[Problem requirements]
Copy each line below without leaving any out.

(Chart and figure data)
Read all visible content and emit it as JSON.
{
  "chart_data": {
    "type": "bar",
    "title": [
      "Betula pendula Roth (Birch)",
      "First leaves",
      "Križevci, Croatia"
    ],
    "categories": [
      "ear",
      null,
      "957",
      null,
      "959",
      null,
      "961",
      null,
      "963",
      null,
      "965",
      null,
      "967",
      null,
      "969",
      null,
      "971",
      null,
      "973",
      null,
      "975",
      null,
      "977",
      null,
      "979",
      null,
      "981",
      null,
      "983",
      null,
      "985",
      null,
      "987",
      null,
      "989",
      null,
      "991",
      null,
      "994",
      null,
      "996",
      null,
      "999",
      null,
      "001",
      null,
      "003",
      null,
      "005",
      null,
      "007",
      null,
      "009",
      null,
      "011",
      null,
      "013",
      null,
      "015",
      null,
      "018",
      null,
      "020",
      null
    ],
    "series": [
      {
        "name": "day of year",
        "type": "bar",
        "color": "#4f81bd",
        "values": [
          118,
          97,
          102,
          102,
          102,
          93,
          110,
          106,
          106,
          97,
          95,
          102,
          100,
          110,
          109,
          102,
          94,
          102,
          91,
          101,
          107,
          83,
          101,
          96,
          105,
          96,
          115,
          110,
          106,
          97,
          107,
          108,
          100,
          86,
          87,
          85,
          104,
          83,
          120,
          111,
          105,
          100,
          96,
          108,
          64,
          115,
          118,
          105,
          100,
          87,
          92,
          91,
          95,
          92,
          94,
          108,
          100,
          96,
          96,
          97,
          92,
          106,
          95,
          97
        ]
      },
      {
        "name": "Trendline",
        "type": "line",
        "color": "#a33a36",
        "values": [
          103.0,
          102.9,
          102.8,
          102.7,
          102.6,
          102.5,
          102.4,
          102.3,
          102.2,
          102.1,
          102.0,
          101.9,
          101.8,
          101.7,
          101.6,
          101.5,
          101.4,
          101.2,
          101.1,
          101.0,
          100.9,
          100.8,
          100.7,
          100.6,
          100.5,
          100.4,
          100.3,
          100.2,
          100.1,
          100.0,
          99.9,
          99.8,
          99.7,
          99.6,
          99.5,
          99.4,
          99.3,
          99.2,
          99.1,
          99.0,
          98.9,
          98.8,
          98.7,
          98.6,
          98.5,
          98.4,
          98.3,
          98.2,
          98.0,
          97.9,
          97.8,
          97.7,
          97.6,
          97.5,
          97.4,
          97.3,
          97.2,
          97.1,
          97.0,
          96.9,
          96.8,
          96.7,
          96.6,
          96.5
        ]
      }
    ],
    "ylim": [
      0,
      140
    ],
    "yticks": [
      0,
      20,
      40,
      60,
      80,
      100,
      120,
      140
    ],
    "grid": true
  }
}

[Task output]
Read all visible content and emit it as JSON.
{
  "chart_data": {
    "type": "bar",
    "title": [
      "Betula pendula Roth (Birch)",
      "First leaves",
      "Križevci, Croatia"
    ],
    "categories": [
      "ear",
      null,
      "957",
      null,
      "959",
      null,
      "961",
      null,
      "963",
      null,
      "965",
      null,
      "967",
      null,
      "969",
      null,
      "971",
      null,
      "973",
      null,
      "975",
      null,
      "977",
      null,
      "979",
      null,
      "981",
      null,
      "983",
      null,
      "985",
      null,
      "987",
      null,
      "989",
      null,
      "991",
      null,
      "994",
      null,
      "996",
      null,
      "999",
      null,
      "001",
      null,
      "003",
      null,
      "005",
      null,
      "007",
      null,
      "009",
      null,
      "011",
      null,
      "013",
      null,
      "015",
      null,
      "018",
      null,
      "020",
      null
    ],
    "series": [
      {
        "name": "day of year",
        "type": "bar",
        "color": "#4f81bd",
        "values": [
          118,
          97,
          102,
          102,
          102,
          93,
          110,
          106,
          106,
          97,
          95,
          102,
          100,
          110,
          109,
          102,
          94,
          102,
          91,
          101,
          107,
          83,
          101,
          96,
          105,
          96,
          115,
          110,
          106,
          97,
          107,
          108,
          100,
          86,
          87,
          85,
          104,
          83,
          120,
          111,
          105,
          100,
          96,
          108,
          64,
          115,
          118,
          105,
          100,
          87,
          92,
          91,
          95,
          92,
          94,
          108,
          100,
          96,
          96,
          97,
          92,
          106,
          95,
          97
        ]
      },
      {
        "name": "Trendline",
        "type": "line",
        "color": "#a33a36",
        "values": [
          103.0,
          102.9,
          102.8,
          102.7,
          102.6,
          102.5,
          102.4,
          102.3,
          102.2,
          102.1,
          102.0,
          101.9,
          101.8,
          101.7,
          101.6,
          101.5,
          101.4,
          101.2,
          101.1,
          101.0,
          100.9,
          100.8,
          100.7,
          100.6,
          100.5,
          100.4,
          100.3,
          100.2,
          100.1,
          100.0,
          99.9,
          99.8,
          99.7,
          99.6,
          99.5,
          99.4,
          99.3,
          99.2,
          99.1,
          99.0,
          98.9,
          98.8,
          98.7,
          98.6,
          98.5,
          98.4,
          98.3,
          98.2,
          98.0,
          97.9,
          97.8,
          97.7,
          97.6,
          97.5,
          97.4,
          97.3,
          97.2,
          97.1,
          97.0,
          96.9,
          96.8,
          96.7,
          96.6,
          96.5
        ]
      }
    ],
    "ylim": [
      0,
      140
    ],
    "yticks": [
      0,
      20,
      40,
      60,
      80,
      100,
      120,
      140
    ],
    "grid": true
  }
}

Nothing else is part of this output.